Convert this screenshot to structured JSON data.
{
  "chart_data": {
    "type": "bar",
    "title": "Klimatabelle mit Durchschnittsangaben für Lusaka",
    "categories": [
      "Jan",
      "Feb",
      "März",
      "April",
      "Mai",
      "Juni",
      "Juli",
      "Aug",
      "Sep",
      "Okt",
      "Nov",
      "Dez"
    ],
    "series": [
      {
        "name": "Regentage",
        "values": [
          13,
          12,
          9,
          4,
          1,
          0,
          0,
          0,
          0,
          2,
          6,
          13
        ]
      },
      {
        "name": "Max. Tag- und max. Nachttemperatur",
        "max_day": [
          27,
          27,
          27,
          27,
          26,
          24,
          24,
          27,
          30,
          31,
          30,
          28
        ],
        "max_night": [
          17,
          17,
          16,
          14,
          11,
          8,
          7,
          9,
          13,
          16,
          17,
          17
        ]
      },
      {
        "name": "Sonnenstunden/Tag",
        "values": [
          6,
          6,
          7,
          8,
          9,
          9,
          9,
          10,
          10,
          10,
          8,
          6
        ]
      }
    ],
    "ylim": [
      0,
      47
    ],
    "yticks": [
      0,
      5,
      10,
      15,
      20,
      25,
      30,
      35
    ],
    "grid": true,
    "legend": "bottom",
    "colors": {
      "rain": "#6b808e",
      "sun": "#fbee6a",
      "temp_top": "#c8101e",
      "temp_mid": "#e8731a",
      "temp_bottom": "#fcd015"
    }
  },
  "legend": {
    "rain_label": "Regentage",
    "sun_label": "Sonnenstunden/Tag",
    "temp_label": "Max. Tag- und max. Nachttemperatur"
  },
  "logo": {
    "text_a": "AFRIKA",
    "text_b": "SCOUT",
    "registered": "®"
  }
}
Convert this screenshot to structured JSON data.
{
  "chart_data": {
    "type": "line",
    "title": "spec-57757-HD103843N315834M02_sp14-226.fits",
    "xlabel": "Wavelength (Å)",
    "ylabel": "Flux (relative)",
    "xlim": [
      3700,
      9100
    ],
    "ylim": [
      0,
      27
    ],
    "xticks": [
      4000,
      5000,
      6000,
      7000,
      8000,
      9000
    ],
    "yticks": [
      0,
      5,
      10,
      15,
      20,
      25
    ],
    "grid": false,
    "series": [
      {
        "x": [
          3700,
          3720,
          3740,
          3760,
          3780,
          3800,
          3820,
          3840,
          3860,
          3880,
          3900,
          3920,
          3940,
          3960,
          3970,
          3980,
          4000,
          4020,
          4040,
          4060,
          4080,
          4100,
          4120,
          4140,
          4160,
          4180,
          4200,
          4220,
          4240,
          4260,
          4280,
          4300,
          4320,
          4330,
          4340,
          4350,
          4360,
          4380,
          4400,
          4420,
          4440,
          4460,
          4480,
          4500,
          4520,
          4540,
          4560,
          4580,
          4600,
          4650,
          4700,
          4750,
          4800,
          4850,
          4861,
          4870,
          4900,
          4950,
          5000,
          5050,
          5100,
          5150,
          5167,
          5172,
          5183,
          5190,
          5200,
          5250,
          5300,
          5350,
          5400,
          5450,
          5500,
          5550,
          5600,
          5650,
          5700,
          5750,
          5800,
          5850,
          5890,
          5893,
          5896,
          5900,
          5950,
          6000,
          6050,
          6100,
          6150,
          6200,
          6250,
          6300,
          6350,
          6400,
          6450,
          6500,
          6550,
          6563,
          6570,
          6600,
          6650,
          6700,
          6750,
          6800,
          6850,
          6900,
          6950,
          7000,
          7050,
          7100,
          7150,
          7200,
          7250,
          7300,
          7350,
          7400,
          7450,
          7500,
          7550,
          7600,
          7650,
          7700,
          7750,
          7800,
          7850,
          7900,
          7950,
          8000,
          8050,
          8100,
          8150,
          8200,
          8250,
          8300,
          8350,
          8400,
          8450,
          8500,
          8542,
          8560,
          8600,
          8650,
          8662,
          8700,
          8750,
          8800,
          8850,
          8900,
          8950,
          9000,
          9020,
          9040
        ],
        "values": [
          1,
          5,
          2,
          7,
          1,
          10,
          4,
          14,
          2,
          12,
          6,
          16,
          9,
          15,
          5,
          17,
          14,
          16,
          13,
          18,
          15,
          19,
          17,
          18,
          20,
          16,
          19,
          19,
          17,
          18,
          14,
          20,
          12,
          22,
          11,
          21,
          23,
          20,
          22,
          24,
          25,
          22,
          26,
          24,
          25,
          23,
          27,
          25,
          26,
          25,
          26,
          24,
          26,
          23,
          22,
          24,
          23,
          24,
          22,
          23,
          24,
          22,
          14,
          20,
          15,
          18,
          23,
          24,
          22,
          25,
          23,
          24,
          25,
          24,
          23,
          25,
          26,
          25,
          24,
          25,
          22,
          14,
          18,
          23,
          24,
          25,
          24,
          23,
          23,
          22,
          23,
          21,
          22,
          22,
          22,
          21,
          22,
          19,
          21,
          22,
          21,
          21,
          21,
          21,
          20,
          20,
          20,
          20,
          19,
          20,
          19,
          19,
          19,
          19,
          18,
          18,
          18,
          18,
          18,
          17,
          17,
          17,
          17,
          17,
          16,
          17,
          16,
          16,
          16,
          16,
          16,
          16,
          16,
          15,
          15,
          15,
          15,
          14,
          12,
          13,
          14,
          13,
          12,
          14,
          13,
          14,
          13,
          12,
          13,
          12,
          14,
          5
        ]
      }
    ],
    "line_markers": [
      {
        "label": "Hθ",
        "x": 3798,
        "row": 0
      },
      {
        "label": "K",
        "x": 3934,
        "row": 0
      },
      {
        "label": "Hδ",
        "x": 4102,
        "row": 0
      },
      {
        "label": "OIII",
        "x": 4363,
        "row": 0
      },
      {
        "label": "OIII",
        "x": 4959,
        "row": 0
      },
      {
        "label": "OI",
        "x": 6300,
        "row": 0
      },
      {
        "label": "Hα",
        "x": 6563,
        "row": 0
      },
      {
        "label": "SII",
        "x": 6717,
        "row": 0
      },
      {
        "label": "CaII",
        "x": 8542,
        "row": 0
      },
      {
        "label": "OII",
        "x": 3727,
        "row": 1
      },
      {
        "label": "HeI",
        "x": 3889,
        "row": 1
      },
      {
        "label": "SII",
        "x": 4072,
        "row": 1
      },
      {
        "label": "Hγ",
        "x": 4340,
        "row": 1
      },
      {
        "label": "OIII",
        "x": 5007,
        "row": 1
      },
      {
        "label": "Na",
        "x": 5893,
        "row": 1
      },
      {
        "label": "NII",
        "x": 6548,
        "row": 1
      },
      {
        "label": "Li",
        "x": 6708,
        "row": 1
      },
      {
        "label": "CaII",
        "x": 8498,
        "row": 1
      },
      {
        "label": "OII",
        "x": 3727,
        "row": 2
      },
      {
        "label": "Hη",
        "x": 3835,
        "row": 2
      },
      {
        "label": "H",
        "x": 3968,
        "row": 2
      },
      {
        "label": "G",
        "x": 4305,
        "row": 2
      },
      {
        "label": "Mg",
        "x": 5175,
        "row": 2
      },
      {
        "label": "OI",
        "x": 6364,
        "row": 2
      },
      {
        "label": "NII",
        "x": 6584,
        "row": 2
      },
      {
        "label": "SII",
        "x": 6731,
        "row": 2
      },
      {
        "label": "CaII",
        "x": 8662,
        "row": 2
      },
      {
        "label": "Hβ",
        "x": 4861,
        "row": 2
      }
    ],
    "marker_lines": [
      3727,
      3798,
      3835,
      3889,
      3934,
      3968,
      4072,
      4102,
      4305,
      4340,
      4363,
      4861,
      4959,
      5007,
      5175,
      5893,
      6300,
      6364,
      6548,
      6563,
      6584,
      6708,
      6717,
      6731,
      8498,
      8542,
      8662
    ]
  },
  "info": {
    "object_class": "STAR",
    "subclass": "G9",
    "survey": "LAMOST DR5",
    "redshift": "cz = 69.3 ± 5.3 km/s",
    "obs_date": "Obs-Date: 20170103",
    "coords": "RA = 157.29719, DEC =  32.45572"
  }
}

Task brief =
Where does the word "Sonnenstunden" appear? Return each line that holds it.

Solution =
        "name": "Sonnenstunden/Tag",
    "sun_label": "Sonnenstunden/Tag",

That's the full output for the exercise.